What the exercise asks. Retype everything in the listing, leaving each line exactly as it is.

+++

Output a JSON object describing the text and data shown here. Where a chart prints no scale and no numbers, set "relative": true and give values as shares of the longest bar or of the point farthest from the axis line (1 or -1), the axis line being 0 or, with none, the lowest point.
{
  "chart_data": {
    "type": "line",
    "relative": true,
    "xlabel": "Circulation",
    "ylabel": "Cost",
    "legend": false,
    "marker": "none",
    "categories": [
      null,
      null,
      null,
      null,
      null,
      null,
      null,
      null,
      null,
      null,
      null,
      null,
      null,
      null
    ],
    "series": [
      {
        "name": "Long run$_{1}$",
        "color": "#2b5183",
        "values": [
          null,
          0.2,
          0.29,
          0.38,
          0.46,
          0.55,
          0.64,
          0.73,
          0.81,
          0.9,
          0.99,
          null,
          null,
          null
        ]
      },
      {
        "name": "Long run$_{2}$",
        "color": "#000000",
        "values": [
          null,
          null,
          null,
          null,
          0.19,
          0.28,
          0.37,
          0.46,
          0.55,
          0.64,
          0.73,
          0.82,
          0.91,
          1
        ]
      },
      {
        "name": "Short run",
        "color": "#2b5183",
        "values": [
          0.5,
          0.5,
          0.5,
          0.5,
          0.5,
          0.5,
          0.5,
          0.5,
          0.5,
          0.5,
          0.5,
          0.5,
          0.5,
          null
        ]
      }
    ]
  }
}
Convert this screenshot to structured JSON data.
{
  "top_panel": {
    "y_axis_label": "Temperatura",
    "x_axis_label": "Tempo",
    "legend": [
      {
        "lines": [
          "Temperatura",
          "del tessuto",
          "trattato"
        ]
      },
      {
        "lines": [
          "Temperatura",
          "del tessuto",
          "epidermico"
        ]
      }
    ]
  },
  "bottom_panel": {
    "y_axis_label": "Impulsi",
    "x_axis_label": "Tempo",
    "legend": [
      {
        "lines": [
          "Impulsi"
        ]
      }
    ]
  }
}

+++

Full answer.
Output a JSON object describing the text and data shown here. Where a chart prints no scale and no numbers, set "relative": true and give values as shares of the longest bar or of the point farthest from the axis line (1 or -1), the axis line being 0 or, with none, the lowest point.
{
  "chart_data": {
    "type": "line",
    "relative": true,
    "xlabel": "Circulation",
    "ylabel": "Cost",
    "legend": false,
    "marker": "none",
    "categories": [
      null,
      null,
      null,
      null,
      null,
      null,
      null,
      null,
      null,
      null,
      null,
      null,
      null,
      null
    ],
    "series": [
      {
        "name": "Long run$_{1}$",
        "color": "#2b5183",
        "values": [
          null,
          0.2,
          0.29,
          0.38,
          0.46,
          0.55,
          0.64,
          0.73,
          0.81,
          0.9,
          0.99,
          null,
          null,
          null
        ]
      },
      {
        "name": "Long run$_{2}$",
        "color": "#000000",
        "values": [
          null,
          null,
          null,
          null,
          0.19,
          0.28,
          0.37,
          0.46,
          0.55,
          0.64,
          0.73,
          0.82,
          0.91,
          1
        ]
      },
      {
        "name": "Short run",
        "color": "#2b5183",
        "values": [
          0.5,
          0.5,
          0.5,
          0.5,
          0.5,
          0.5,
          0.5,
          0.5,
          0.5,
          0.5,
          0.5,
          0.5,
          0.5,
          null
        ]
      }
    ]
  }
}
Convert this screenshot to structured JSON data.
{
  "top_panel": {
    "y_axis_label": "Temperatura",
    "x_axis_label": "Tempo",
    "legend": [
      {
        "lines": [
          "Temperatura",
          "del tessuto",
          "trattato"
        ]
      },
      {
        "lines": [
          "Temperatura",
          "del tessuto",
          "epidermico"
        ]
      }
    ]
  },
  "bottom_panel": {
    "y_axis_label": "Impulsi",
    "x_axis_label": "Tempo",
    "legend": [
      {
        "lines": [
          "Impulsi"
        ]
      }
    ]
  }
}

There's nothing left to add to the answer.